What to work on
Below are entries; tally how many lines hold the string "assembled" and answer with only that figure.
-------- Extracted information
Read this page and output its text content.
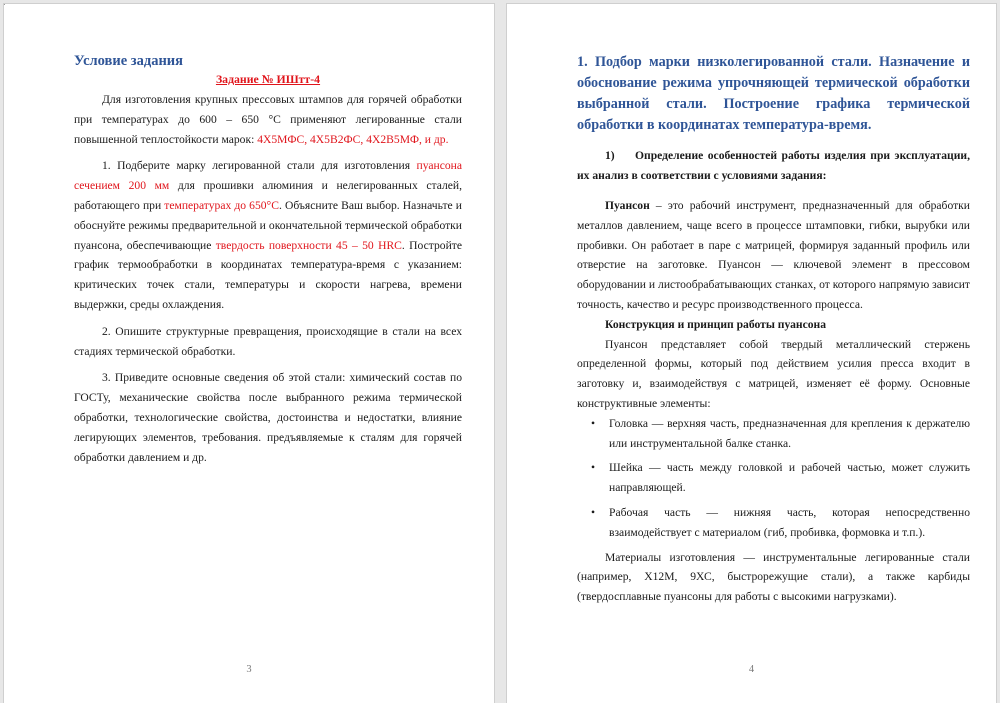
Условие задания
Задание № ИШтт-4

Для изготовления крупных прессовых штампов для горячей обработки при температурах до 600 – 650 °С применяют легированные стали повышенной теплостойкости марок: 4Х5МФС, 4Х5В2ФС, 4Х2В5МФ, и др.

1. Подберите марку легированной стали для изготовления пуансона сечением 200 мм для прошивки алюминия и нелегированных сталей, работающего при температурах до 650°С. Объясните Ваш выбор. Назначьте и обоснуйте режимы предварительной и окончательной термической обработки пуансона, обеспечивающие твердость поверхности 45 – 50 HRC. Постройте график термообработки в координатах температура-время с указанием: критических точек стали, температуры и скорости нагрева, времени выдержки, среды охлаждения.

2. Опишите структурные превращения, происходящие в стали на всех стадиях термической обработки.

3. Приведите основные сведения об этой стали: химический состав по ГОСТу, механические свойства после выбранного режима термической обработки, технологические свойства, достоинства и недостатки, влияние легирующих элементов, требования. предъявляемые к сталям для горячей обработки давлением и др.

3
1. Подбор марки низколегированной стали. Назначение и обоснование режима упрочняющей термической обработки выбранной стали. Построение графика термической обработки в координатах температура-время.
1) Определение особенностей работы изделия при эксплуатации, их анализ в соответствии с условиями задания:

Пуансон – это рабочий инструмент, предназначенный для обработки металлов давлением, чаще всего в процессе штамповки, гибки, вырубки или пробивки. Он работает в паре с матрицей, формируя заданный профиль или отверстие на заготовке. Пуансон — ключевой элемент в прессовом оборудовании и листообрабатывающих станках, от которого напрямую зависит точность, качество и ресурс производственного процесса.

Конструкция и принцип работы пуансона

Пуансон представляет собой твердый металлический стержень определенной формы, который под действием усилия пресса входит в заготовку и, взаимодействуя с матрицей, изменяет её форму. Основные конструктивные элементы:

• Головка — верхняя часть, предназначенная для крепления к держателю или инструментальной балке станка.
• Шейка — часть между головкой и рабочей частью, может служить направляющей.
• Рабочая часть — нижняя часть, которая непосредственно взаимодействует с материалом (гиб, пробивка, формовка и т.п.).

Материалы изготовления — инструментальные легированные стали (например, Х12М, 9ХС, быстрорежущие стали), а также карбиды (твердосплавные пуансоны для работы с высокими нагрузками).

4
----------------
-------- Extracted information
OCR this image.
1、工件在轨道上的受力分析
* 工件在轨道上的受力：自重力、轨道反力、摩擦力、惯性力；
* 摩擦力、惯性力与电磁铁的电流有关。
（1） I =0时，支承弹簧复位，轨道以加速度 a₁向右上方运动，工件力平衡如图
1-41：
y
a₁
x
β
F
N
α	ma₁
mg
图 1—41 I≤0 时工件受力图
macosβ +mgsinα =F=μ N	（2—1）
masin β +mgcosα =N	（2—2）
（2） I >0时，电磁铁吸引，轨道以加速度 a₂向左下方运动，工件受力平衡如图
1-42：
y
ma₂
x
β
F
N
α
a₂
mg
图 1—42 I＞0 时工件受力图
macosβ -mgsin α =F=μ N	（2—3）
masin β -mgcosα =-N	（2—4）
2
----------------
-------- Extracted information
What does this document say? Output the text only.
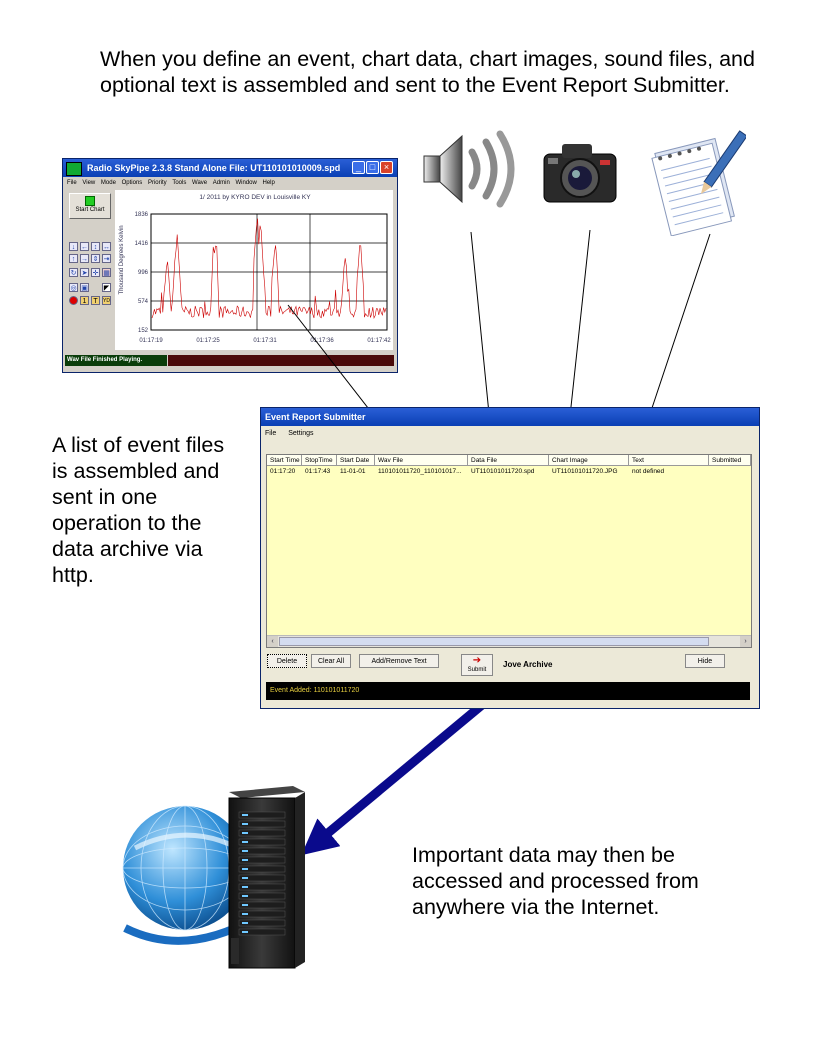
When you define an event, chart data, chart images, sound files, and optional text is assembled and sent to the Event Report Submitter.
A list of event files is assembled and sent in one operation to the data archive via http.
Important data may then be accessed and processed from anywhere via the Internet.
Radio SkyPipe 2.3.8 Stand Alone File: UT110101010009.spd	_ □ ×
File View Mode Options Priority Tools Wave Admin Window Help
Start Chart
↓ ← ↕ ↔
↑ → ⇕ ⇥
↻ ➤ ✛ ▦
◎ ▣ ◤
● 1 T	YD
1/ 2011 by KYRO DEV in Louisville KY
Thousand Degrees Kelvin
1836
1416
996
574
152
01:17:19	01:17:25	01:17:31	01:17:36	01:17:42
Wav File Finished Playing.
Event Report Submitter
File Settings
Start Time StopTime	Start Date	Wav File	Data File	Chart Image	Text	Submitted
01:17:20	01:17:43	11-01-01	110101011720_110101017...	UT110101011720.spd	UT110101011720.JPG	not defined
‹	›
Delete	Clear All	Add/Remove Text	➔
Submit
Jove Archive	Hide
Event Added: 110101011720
----------------
Answer to the problem
2